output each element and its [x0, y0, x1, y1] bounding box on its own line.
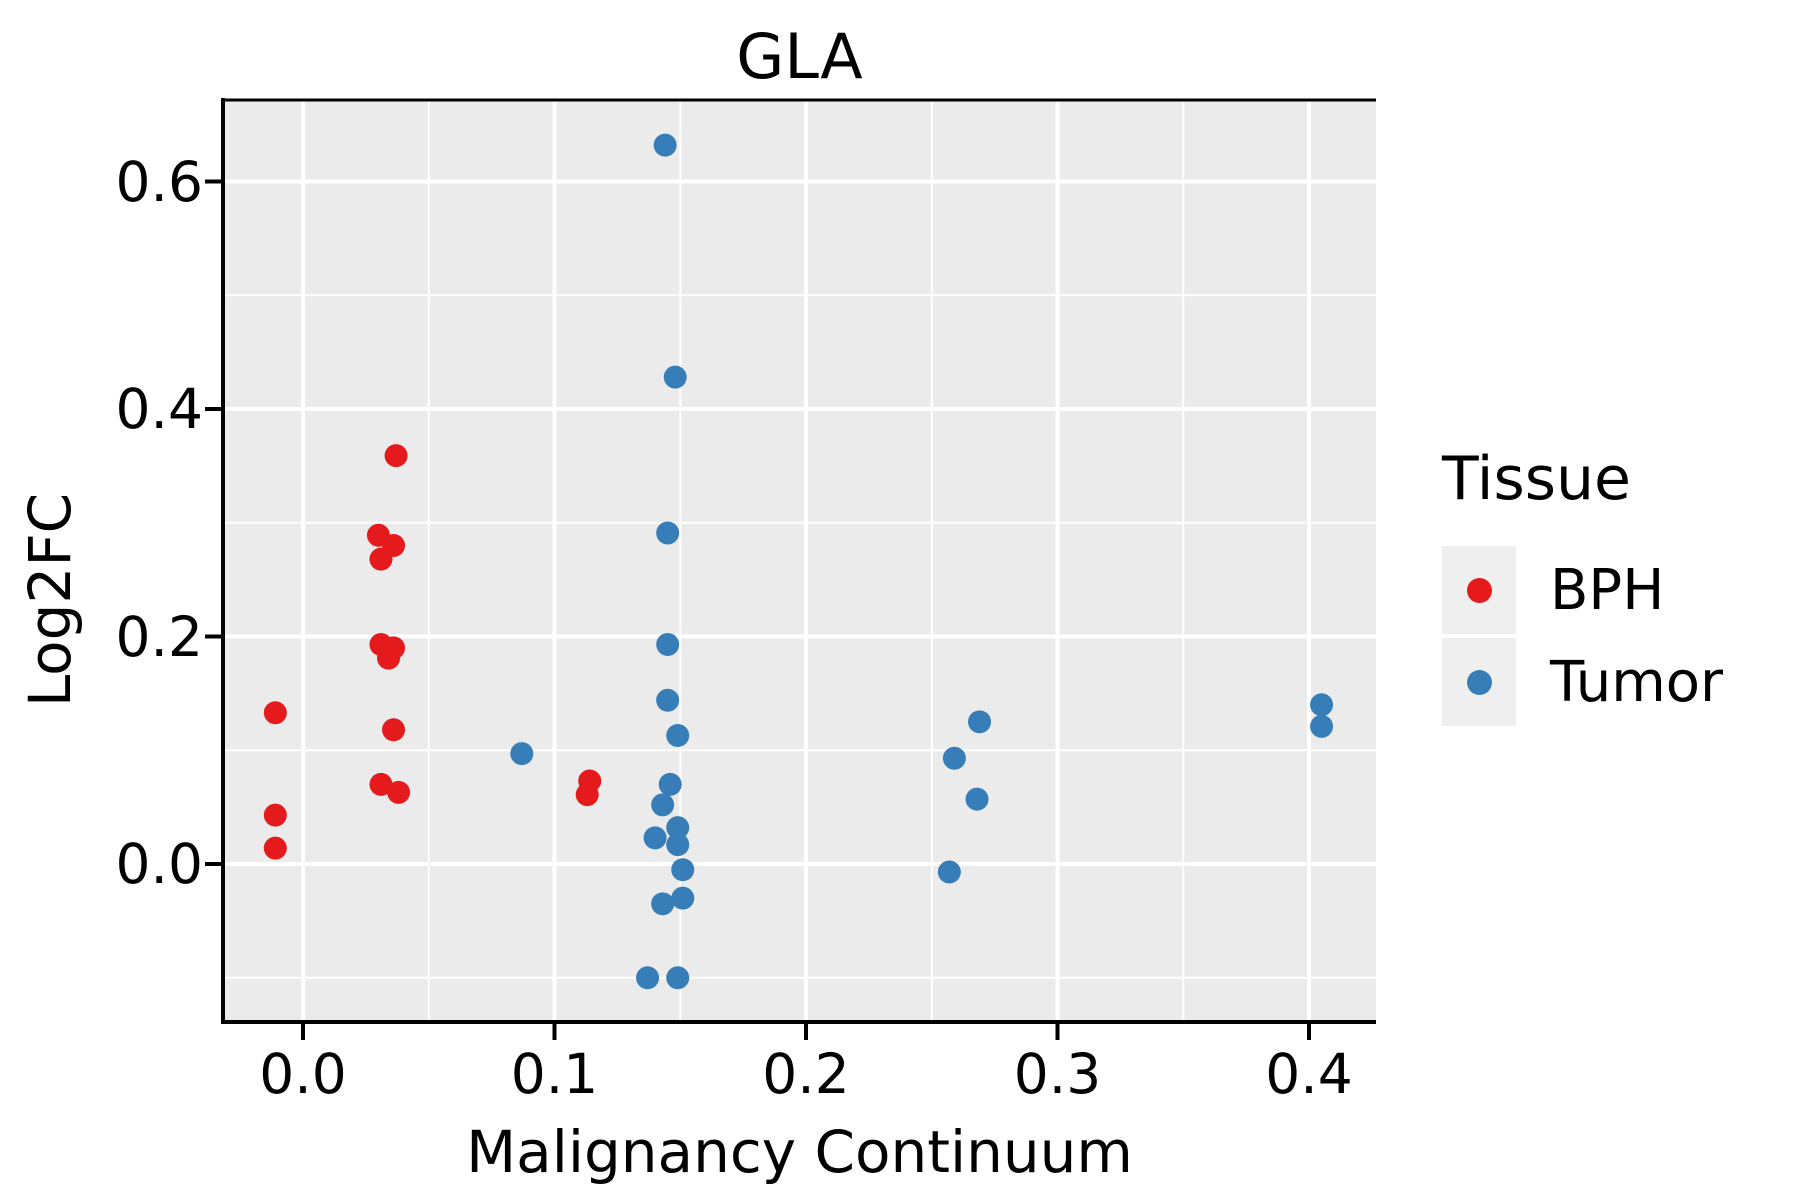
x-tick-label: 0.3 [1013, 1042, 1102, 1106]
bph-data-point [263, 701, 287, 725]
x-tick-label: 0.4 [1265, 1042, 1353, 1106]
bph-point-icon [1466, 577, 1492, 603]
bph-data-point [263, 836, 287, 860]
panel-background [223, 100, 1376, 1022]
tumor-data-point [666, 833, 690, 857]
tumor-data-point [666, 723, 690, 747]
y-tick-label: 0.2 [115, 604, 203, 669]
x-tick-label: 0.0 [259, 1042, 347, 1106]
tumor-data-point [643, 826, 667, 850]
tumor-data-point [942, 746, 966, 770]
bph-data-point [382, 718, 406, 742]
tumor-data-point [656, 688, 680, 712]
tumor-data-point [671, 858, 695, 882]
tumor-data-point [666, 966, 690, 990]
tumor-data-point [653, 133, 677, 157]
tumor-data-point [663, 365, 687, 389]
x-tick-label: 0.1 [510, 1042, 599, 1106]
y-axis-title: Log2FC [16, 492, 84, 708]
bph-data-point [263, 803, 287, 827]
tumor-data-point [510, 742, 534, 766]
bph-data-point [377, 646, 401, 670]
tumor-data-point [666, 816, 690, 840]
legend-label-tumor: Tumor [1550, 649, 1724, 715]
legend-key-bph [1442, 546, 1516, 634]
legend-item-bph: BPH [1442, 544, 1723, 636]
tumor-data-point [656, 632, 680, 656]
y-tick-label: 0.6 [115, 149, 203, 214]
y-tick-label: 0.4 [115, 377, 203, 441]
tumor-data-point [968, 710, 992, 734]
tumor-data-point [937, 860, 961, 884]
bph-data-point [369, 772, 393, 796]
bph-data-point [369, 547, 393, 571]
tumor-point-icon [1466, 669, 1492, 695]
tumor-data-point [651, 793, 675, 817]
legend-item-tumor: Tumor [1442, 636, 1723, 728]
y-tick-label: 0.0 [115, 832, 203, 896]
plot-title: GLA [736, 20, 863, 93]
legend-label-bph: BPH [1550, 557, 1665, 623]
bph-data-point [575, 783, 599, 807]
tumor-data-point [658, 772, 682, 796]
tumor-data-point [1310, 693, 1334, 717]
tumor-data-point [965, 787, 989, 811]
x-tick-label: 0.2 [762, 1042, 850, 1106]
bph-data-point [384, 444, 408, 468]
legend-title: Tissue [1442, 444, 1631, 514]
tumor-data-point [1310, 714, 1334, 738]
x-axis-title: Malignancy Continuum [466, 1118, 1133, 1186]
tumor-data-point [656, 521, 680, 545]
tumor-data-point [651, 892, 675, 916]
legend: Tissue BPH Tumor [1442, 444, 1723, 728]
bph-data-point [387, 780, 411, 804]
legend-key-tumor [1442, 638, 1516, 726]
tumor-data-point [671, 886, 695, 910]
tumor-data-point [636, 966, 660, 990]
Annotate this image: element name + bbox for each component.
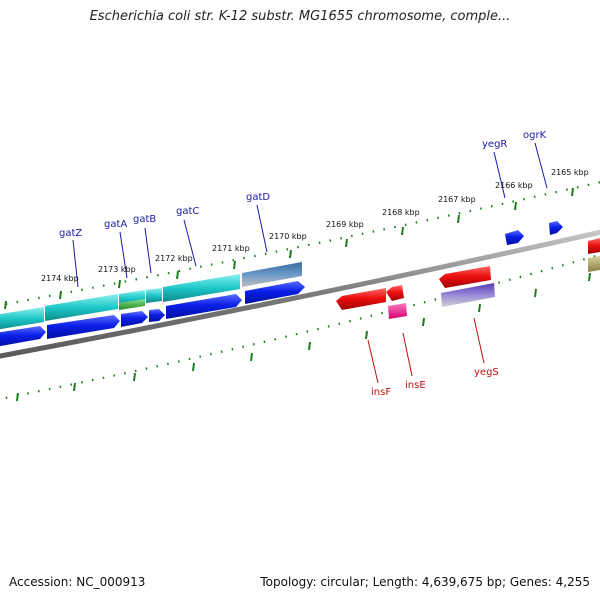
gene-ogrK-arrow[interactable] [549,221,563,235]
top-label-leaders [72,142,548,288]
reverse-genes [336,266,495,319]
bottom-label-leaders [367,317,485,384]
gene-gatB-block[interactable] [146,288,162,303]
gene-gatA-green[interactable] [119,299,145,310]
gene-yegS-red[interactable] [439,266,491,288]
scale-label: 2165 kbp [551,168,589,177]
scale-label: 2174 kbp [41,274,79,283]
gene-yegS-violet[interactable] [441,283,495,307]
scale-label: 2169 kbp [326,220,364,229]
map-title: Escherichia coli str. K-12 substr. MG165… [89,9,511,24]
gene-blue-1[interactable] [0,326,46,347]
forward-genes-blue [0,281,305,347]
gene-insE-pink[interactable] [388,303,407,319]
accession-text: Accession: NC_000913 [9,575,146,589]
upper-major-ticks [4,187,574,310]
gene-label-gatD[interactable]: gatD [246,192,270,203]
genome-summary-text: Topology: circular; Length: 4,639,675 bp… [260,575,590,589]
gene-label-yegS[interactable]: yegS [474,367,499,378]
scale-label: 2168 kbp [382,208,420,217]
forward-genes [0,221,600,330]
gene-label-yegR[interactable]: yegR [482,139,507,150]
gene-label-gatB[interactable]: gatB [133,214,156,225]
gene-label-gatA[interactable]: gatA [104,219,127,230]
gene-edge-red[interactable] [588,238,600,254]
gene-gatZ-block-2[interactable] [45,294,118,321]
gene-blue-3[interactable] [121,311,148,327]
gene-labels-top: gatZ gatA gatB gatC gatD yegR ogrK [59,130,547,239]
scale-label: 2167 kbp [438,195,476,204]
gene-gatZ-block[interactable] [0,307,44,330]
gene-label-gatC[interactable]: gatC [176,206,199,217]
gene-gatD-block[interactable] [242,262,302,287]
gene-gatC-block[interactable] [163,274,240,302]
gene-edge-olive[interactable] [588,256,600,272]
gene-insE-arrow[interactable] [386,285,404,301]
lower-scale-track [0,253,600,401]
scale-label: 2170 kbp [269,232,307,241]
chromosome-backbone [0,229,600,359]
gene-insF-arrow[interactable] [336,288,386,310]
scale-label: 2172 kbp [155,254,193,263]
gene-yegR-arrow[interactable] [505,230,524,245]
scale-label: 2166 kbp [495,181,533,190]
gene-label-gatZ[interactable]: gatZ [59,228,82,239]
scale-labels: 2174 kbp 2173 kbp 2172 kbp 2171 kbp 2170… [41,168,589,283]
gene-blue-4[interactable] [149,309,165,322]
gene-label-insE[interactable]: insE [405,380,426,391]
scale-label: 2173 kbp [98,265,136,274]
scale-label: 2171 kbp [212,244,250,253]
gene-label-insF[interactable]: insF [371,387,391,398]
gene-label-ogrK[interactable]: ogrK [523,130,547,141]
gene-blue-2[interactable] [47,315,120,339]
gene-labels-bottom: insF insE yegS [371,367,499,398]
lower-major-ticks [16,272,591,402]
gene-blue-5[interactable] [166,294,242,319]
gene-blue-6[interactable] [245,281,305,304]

EXERCISE AIM: Where a picture appears in the material above, skip it, and print the rest exactly.

RESULT OF THIS TASK:
output each element and its [x0, y0, x1, y1] bounding box on its own line.
x-tick-label: 0.3 [1013, 1042, 1102, 1106]
bph-data-point [263, 701, 287, 725]
x-tick-label: 0.4 [1265, 1042, 1353, 1106]
bph-point-icon [1466, 577, 1492, 603]
bph-data-point [263, 836, 287, 860]
panel-background [223, 100, 1376, 1022]
tumor-data-point [666, 833, 690, 857]
tumor-data-point [666, 723, 690, 747]
y-tick-label: 0.2 [115, 604, 203, 669]
x-tick-label: 0.0 [259, 1042, 347, 1106]
tumor-data-point [643, 826, 667, 850]
tumor-data-point [942, 746, 966, 770]
bph-data-point [382, 718, 406, 742]
tumor-data-point [656, 688, 680, 712]
tumor-data-point [671, 858, 695, 882]
tumor-data-point [666, 966, 690, 990]
tumor-data-point [653, 133, 677, 157]
tumor-data-point [663, 365, 687, 389]
x-tick-label: 0.1 [510, 1042, 599, 1106]
y-axis-title: Log2FC [16, 492, 84, 708]
bph-data-point [263, 803, 287, 827]
tumor-data-point [510, 742, 534, 766]
bph-data-point [377, 646, 401, 670]
tumor-data-point [666, 816, 690, 840]
legend-label-tumor: Tumor [1550, 649, 1724, 715]
legend-key-bph [1442, 546, 1516, 634]
legend-item-bph: BPH [1442, 544, 1723, 636]
tumor-data-point [656, 632, 680, 656]
y-tick-label: 0.6 [115, 149, 203, 214]
y-tick-label: 0.4 [115, 377, 203, 441]
tumor-data-point [968, 710, 992, 734]
tumor-data-point [937, 860, 961, 884]
bph-data-point [369, 772, 393, 796]
bph-data-point [369, 547, 393, 571]
tumor-point-icon [1466, 669, 1492, 695]
tumor-data-point [651, 793, 675, 817]
legend-item-tumor: Tumor [1442, 636, 1723, 728]
y-tick-label: 0.0 [115, 832, 203, 896]
plot-title: GLA [736, 20, 863, 93]
legend-label-bph: BPH [1550, 557, 1665, 623]
bph-data-point [575, 783, 599, 807]
tumor-data-point [658, 772, 682, 796]
tumor-data-point [1310, 693, 1334, 717]
tumor-data-point [965, 787, 989, 811]
x-tick-label: 0.2 [762, 1042, 850, 1106]
bph-data-point [384, 444, 408, 468]
legend-title: Tissue [1442, 444, 1631, 514]
tumor-data-point [1310, 714, 1334, 738]
x-axis-title: Malignancy Continuum [466, 1118, 1133, 1186]
tumor-data-point [656, 521, 680, 545]
tumor-data-point [651, 892, 675, 916]
legend: Tissue BPH Tumor [1442, 444, 1723, 728]
bph-data-point [387, 780, 411, 804]
legend-key-tumor [1442, 638, 1516, 726]
tumor-data-point [671, 886, 695, 910]
tumor-data-point [636, 966, 660, 990]
Annotate this image: element name + bbox for each component.
gene-ogrK-arrow[interactable] [549,221,563,235]
top-label-leaders [72,142,548,288]
reverse-genes [336,266,495,319]
bottom-label-leaders [367,317,485,384]
gene-gatB-block[interactable] [146,288,162,303]
gene-gatA-green[interactable] [119,299,145,310]
gene-yegS-red[interactable] [439,266,491,288]
scale-label: 2165 kbp [551,168,589,177]
scale-label: 2174 kbp [41,274,79,283]
gene-yegS-violet[interactable] [441,283,495,307]
scale-label: 2169 kbp [326,220,364,229]
map-title: Escherichia coli str. K-12 substr. MG165… [89,9,511,24]
gene-blue-1[interactable] [0,326,46,347]
forward-genes-blue [0,281,305,347]
gene-insE-pink[interactable] [388,303,407,319]
accession-text: Accession: NC_000913 [9,575,146,589]
upper-major-ticks [4,187,574,310]
gene-label-gatD[interactable]: gatD [246,192,270,203]
genome-summary-text: Topology: circular; Length: 4,639,675 bp… [260,575,590,589]
gene-label-yegS[interactable]: yegS [474,367,499,378]
scale-label: 2168 kbp [382,208,420,217]
forward-genes [0,221,600,330]
gene-label-yegR[interactable]: yegR [482,139,507,150]
gene-label-gatB[interactable]: gatB [133,214,156,225]
gene-label-gatA[interactable]: gatA [104,219,127,230]
gene-edge-red[interactable] [588,238,600,254]
gene-gatZ-block-2[interactable] [45,294,118,321]
gene-blue-3[interactable] [121,311,148,327]
gene-labels-top: gatZ gatA gatB gatC gatD yegR ogrK [59,130,547,239]
scale-label: 2167 kbp [438,195,476,204]
gene-gatZ-block[interactable] [0,307,44,330]
gene-label-gatC[interactable]: gatC [176,206,199,217]
gene-gatD-block[interactable] [242,262,302,287]
gene-gatC-block[interactable] [163,274,240,302]
gene-edge-olive[interactable] [588,256,600,272]
gene-insE-arrow[interactable] [386,285,404,301]
lower-scale-track [0,253,600,401]
scale-label: 2170 kbp [269,232,307,241]
chromosome-backbone [0,229,600,359]
gene-insF-arrow[interactable] [336,288,386,310]
scale-label: 2172 kbp [155,254,193,263]
gene-yegR-arrow[interactable] [505,230,524,245]
scale-label: 2166 kbp [495,181,533,190]
gene-label-gatZ[interactable]: gatZ [59,228,82,239]
scale-labels: 2174 kbp 2173 kbp 2172 kbp 2171 kbp 2170… [41,168,589,283]
gene-blue-4[interactable] [149,309,165,322]
gene-label-insE[interactable]: insE [405,380,426,391]
scale-label: 2173 kbp [98,265,136,274]
scale-label: 2171 kbp [212,244,250,253]
gene-label-insF[interactable]: insF [371,387,391,398]
gene-label-ogrK[interactable]: ogrK [523,130,547,141]
gene-blue-2[interactable] [47,315,120,339]
gene-labels-bottom: insF insE yegS [371,367,499,398]
lower-major-ticks [16,272,591,402]
gene-blue-5[interactable] [166,294,242,319]
gene-blue-6[interactable] [245,281,305,304]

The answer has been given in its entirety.